- _Working data_
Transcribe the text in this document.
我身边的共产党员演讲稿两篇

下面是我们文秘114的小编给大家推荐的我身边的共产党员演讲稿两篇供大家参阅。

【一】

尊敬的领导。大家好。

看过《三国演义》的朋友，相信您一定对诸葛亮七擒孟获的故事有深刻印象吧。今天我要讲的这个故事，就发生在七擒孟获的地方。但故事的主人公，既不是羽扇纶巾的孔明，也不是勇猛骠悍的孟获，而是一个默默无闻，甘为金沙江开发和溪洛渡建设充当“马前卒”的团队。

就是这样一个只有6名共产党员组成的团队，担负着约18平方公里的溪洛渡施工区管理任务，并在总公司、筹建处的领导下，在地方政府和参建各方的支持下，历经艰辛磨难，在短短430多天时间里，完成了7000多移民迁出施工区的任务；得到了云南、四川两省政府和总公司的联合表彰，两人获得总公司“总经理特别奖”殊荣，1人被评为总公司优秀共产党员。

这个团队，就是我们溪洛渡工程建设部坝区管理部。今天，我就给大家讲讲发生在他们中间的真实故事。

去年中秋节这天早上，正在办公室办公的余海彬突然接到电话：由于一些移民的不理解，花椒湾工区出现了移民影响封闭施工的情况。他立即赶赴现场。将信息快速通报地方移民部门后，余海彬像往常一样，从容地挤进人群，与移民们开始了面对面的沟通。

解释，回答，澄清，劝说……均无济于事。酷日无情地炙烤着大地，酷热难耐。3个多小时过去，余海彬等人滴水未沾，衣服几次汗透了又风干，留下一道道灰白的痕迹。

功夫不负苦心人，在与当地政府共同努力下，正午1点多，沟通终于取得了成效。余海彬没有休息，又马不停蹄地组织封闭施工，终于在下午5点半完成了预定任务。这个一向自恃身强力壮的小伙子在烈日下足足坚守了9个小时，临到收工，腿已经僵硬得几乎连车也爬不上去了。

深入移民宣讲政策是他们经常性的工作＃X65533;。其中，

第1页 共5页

- _Task objective_
Your task is to retype all the records above with nothing left out.

- _Task output_
Transcribe the text in this document.
我身边的共产党员演讲稿两篇

下面是我们文秘114的小编给大家推荐的我身边的共产党员演讲稿两篇供大家参阅。

【一】

尊敬的领导。大家好。

看过《三国演义》的朋友，相信您一定对诸葛亮七擒孟获的故事有深刻印象吧。今天我要讲的这个故事，就发生在七擒孟获的地方。但故事的主人公，既不是羽扇纶巾的孔明，也不是勇猛骠悍的孟获，而是一个默默无闻，甘为金沙江开发和溪洛渡建设充当“马前卒”的团队。

就是这样一个只有6名共产党员组成的团队，担负着约18平方公里的溪洛渡施工区管理任务，并在总公司、筹建处的领导下，在地方政府和参建各方的支持下，历经艰辛磨难，在短短430多天时间里，完成了7000多移民迁出施工区的任务；得到了云南、四川两省政府和总公司的联合表彰，两人获得总公司“总经理特别奖”殊荣，1人被评为总公司优秀共产党员。

这个团队，就是我们溪洛渡工程建设部坝区管理部。今天，我就给大家讲讲发生在他们中间的真实故事。

去年中秋节这天早上，正在办公室办公的余海彬突然接到电话：由于一些移民的不理解，花椒湾工区出现了移民影响封闭施工的情况。他立即赶赴现场。将信息快速通报地方移民部门后，余海彬像往常一样，从容地挤进人群，与移民们开始了面对面的沟通。

解释，回答，澄清，劝说……均无济于事。酷日无情地炙烤着大地，酷热难耐。3个多小时过去，余海彬等人滴水未沾，衣服几次汗透了又风干，留下一道道灰白的痕迹。

功夫不负苦心人，在与当地政府共同努力下，正午1点多，沟通终于取得了成效。余海彬没有休息，又马不停蹄地组织封闭施工，终于在下午5点半完成了预定任务。这个一向自恃身强力壮的小伙子在烈日下足足坚守了9个小时，临到收工，腿已经僵硬得几乎连车也爬不上去了。

深入移民宣讲政策是他们经常性的工作＃X65533;。其中，

第1页 共5页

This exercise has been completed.